- **What to produce**
In the records from their first line through the line containing "choice-2-number[interactable]: 2 xyxy=(175,689,183,704)", change "interactable" to "clickable" and return only those lines, with nothing else altered.

- **Input material**
━━━━━━━━━━

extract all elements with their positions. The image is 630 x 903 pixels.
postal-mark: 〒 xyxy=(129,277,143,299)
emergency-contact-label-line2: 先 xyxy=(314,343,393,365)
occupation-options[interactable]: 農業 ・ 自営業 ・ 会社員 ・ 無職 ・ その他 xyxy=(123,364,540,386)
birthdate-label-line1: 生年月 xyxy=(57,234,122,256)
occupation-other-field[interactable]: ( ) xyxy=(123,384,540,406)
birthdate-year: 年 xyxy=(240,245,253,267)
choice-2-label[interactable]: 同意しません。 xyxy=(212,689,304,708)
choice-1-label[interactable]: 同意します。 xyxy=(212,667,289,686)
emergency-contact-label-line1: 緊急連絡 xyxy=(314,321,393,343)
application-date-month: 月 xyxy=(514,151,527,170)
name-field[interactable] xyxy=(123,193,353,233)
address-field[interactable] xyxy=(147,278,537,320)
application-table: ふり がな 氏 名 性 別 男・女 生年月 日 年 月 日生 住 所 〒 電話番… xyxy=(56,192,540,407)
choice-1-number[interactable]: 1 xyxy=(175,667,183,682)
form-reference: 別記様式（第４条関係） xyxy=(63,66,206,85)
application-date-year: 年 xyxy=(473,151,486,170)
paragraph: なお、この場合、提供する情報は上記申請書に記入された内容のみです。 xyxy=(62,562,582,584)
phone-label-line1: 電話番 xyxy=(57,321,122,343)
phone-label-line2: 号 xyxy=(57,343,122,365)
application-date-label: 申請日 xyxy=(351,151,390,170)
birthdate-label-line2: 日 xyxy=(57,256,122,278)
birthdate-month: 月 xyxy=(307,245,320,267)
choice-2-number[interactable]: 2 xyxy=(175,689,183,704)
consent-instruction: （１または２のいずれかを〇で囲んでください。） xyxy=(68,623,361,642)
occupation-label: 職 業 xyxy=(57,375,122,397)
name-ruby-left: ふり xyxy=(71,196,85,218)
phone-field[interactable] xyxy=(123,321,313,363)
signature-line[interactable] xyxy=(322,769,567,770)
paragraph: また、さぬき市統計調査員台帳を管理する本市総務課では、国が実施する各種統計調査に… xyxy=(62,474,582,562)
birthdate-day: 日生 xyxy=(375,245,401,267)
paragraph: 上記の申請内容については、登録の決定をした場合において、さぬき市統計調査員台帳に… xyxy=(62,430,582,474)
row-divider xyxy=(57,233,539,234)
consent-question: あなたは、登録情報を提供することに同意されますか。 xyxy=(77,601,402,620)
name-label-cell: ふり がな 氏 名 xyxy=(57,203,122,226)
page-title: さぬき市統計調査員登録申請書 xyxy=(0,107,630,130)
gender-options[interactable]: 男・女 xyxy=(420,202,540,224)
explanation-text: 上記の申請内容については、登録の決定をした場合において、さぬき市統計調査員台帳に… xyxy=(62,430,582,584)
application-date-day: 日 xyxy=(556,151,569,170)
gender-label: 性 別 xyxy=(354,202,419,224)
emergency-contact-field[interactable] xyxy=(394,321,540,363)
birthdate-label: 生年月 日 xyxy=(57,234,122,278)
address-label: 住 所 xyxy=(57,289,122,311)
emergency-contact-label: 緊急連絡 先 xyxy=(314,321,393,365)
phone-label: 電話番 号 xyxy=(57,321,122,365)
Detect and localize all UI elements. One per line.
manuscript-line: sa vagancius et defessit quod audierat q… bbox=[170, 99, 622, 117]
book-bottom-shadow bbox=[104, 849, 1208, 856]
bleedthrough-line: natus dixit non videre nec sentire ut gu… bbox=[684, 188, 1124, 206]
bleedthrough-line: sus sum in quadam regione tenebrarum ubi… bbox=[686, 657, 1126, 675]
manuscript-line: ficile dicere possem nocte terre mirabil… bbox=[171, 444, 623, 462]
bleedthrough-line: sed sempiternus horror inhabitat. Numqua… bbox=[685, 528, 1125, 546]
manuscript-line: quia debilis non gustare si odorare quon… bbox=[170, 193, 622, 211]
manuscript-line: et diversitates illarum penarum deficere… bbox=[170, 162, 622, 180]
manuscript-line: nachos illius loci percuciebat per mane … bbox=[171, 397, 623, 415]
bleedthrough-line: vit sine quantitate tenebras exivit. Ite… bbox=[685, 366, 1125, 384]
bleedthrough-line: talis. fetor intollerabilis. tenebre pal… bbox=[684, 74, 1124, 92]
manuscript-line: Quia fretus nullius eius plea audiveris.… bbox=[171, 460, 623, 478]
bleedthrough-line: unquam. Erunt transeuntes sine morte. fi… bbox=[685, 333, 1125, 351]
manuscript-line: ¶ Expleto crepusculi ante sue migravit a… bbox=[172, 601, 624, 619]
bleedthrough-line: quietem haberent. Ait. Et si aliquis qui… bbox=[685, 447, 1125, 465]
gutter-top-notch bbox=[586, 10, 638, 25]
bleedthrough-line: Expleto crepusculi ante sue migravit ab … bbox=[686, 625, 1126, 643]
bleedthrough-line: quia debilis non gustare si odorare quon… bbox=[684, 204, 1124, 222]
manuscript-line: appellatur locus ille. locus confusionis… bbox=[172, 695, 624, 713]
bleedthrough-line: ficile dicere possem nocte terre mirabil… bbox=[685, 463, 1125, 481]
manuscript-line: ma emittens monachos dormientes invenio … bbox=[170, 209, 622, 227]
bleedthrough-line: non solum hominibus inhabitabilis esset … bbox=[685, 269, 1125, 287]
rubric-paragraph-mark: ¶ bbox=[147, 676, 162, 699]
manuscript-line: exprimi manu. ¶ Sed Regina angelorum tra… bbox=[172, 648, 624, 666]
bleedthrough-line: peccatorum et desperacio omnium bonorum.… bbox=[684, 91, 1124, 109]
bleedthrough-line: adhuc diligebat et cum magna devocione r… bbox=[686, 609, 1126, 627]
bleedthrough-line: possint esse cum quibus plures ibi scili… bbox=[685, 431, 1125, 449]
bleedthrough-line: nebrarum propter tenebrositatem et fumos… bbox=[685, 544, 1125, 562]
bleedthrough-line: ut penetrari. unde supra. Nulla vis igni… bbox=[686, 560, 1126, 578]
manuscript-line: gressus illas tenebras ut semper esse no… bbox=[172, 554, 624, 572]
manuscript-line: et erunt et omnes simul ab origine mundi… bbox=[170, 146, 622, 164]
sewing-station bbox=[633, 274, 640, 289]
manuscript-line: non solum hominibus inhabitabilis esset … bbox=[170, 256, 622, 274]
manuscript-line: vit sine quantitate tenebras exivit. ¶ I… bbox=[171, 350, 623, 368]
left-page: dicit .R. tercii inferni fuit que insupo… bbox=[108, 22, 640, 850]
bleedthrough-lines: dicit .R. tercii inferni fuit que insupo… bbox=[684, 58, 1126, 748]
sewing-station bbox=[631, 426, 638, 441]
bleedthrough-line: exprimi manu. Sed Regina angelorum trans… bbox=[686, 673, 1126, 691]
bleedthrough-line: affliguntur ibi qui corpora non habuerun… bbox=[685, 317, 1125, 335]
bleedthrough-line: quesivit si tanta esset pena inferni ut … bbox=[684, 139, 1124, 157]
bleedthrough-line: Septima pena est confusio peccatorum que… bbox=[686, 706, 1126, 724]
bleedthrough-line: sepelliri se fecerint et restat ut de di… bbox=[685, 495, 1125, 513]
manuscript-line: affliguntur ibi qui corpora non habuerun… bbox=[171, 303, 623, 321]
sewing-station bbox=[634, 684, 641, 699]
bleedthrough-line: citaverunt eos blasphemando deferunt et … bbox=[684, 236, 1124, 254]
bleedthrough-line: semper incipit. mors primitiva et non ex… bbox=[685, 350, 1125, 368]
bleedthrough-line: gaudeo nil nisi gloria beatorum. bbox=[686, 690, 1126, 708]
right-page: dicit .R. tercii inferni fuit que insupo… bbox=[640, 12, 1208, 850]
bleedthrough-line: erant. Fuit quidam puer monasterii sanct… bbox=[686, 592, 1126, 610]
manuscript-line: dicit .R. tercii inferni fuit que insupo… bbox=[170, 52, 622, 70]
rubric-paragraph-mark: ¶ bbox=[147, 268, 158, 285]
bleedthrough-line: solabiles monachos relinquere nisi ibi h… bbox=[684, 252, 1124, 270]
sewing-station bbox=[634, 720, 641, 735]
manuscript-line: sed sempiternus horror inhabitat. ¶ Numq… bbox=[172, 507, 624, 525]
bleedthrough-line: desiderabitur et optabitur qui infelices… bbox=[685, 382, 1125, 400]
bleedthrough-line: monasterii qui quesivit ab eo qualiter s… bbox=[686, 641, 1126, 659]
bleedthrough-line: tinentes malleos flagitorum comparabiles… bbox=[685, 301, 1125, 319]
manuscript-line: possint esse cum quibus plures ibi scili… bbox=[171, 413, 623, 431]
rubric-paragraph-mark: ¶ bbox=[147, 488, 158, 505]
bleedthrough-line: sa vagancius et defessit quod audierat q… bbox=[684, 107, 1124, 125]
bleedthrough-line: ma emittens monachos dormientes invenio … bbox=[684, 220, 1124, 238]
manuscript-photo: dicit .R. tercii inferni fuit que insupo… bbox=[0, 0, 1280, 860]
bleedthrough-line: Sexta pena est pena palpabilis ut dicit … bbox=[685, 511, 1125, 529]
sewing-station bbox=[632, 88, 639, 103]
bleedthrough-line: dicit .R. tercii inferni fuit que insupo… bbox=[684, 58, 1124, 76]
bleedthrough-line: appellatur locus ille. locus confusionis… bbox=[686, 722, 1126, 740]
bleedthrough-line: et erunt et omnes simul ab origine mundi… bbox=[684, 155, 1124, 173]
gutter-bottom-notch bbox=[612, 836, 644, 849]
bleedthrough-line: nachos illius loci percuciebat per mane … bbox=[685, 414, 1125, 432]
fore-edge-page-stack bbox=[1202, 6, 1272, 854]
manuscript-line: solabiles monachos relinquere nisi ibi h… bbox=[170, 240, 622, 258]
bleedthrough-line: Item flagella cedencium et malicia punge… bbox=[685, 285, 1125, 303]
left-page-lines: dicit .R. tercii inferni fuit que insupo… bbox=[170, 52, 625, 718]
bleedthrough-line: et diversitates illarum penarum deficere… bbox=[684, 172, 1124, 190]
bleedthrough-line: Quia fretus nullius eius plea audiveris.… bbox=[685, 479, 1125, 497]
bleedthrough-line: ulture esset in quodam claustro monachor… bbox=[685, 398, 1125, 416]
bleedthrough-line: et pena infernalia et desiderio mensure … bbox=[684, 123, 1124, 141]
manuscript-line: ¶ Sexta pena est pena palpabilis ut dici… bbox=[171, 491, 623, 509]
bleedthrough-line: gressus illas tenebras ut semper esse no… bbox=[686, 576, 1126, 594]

━━━━━━━━━━

- **Correct result**
extract all elements with their positions. The image is 630 x 903 pixels.
postal-mark: 〒 xyxy=(129,277,143,299)
emergency-contact-label-line2: 先 xyxy=(314,343,393,365)
occupation-options[clickable]: 農業 ・ 自営業 ・ 会社員 ・ 無職 ・ その他 xyxy=(123,364,540,386)
birthdate-label-line1: 生年月 xyxy=(57,234,122,256)
occupation-other-field[clickable]: ( ) xyxy=(123,384,540,406)
birthdate-year: 年 xyxy=(240,245,253,267)
choice-2-label[clickable]: 同意しません。 xyxy=(212,689,304,708)
choice-1-label[clickable]: 同意します。 xyxy=(212,667,289,686)
emergency-contact-label-line1: 緊急連絡 xyxy=(314,321,393,343)
application-date-month: 月 xyxy=(514,151,527,170)
name-field[clickable] xyxy=(123,193,353,233)
address-field[clickable] xyxy=(147,278,537,320)
application-table: ふり がな 氏 名 性 別 男・女 生年月 日 年 月 日生 住 所 〒 電話番… xyxy=(56,192,540,407)
choice-1-number[clickable]: 1 xyxy=(175,667,183,682)
form-reference: 別記様式（第４条関係） xyxy=(63,66,206,85)
application-date-year: 年 xyxy=(473,151,486,170)
paragraph: なお、この場合、提供する情報は上記申請書に記入された内容のみです。 xyxy=(62,562,582,584)
phone-label-line1: 電話番 xyxy=(57,321,122,343)
phone-label-line2: 号 xyxy=(57,343,122,365)
application-date-label: 申請日 xyxy=(351,151,390,170)
birthdate-label-line2: 日 xyxy=(57,256,122,278)
birthdate-month: 月 xyxy=(307,245,320,267)
choice-2-number[clickable]: 2 xyxy=(175,689,183,704)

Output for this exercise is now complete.